═══ Records shown ═══
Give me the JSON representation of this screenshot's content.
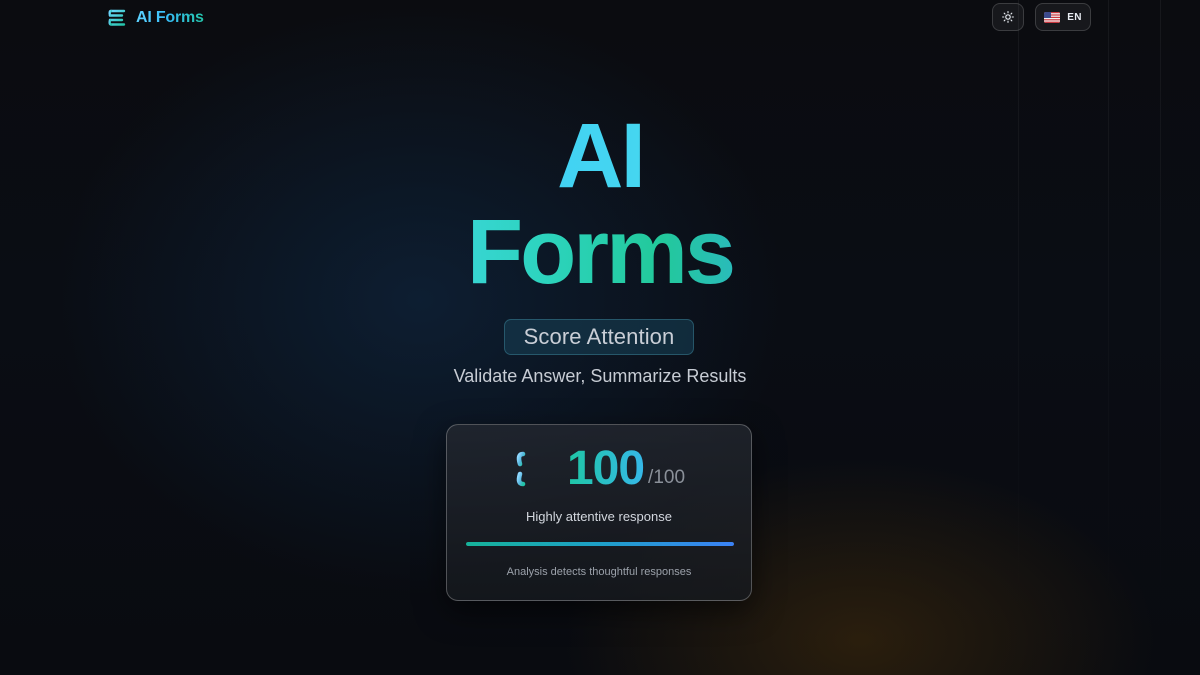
{
  "header": {
    "brand_name": "AI Forms",
    "brand_icon": "stacked-lines-logo",
    "theme_toggle_icon": "sun-icon",
    "language": {
      "flag_icon": "us-flag-icon",
      "label": "EN"
    }
  },
  "hero": {
    "title_line1": "AI",
    "title_line2": "Forms",
    "badge": "Score Attention",
    "subtitle": "Validate Answer, Summarize Results"
  },
  "score_card": {
    "icon": "stacked-lines-logo",
    "score": "100",
    "max": "/100",
    "status": "Highly attentive response",
    "progress_fraction": 1.0,
    "caption": "Analysis detects thoughtful responses"
  },
  "colors": {
    "background": "#0a0c12",
    "accent_cyan": "#38bdf8",
    "accent_teal": "#22c49f",
    "accent_blue": "#3b82f6"
  }
}
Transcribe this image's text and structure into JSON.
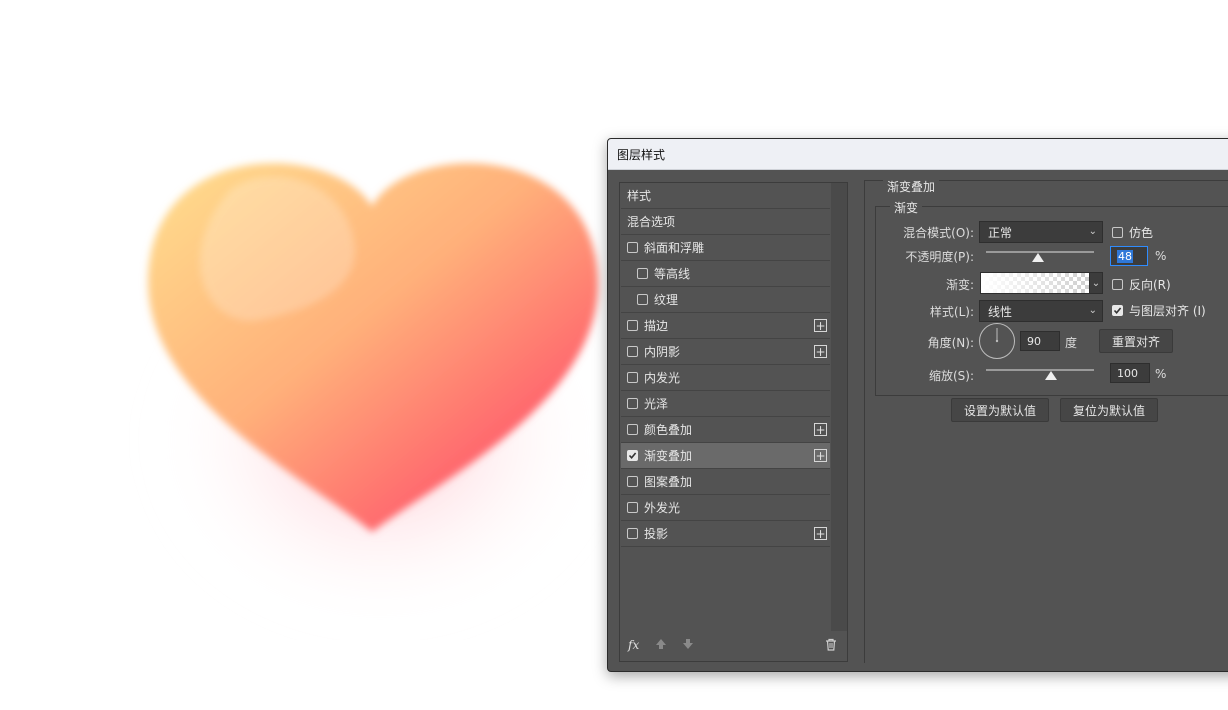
{
  "dialog": {
    "title": "图层样式"
  },
  "style_list": {
    "header_items": [
      {
        "label": "样式"
      },
      {
        "label": "混合选项"
      }
    ],
    "items": [
      {
        "label": "斜面和浮雕",
        "checked": false,
        "has_plus": false,
        "indent": false
      },
      {
        "label": "等高线",
        "checked": false,
        "has_plus": false,
        "indent": true
      },
      {
        "label": "纹理",
        "checked": false,
        "has_plus": false,
        "indent": true
      },
      {
        "label": "描边",
        "checked": false,
        "has_plus": true,
        "indent": false
      },
      {
        "label": "内阴影",
        "checked": false,
        "has_plus": true,
        "indent": false
      },
      {
        "label": "内发光",
        "checked": false,
        "has_plus": false,
        "indent": false
      },
      {
        "label": "光泽",
        "checked": false,
        "has_plus": false,
        "indent": false
      },
      {
        "label": "颜色叠加",
        "checked": false,
        "has_plus": true,
        "indent": false
      },
      {
        "label": "渐变叠加",
        "checked": true,
        "has_plus": true,
        "indent": false,
        "selected": true
      },
      {
        "label": "图案叠加",
        "checked": false,
        "has_plus": false,
        "indent": false
      },
      {
        "label": "外发光",
        "checked": false,
        "has_plus": false,
        "indent": false
      },
      {
        "label": "投影",
        "checked": false,
        "has_plus": true,
        "indent": false
      }
    ],
    "footer": {
      "fx": "fx",
      "up_icon": "arrow-up-icon",
      "down_icon": "arrow-down-icon",
      "trash_icon": "trash-icon"
    }
  },
  "gradient_overlay": {
    "section_title": "渐变叠加",
    "group_title": "渐变",
    "blend_mode_label": "混合模式(O):",
    "blend_mode_value": "正常",
    "dither_label": "仿色",
    "dither_checked": false,
    "opacity_label": "不透明度(P):",
    "opacity_value": "48",
    "opacity_unit": "%",
    "opacity_fraction": 0.48,
    "gradient_label": "渐变:",
    "reverse_label": "反向(R)",
    "reverse_checked": false,
    "style_label": "样式(L):",
    "style_value": "线性",
    "align_label": "与图层对齐 (I)",
    "align_checked": true,
    "angle_label": "角度(N):",
    "angle_value": "90",
    "angle_unit": "度",
    "reset_align_button": "重置对齐",
    "scale_label": "缩放(S):",
    "scale_value": "100",
    "scale_unit": "%",
    "scale_fraction": 0.6,
    "set_default_button": "设置为默认值",
    "reset_default_button": "复位为默认值"
  },
  "colors": {
    "dialog_bg": "#535353",
    "titlebar_bg": "#eef0f5",
    "heart_top": "#ffd38a",
    "heart_bottom": "#ff4d6b"
  }
}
═══
What number of lines in the records contain the word "logo"? Answer with that number alone.

**The reply**
2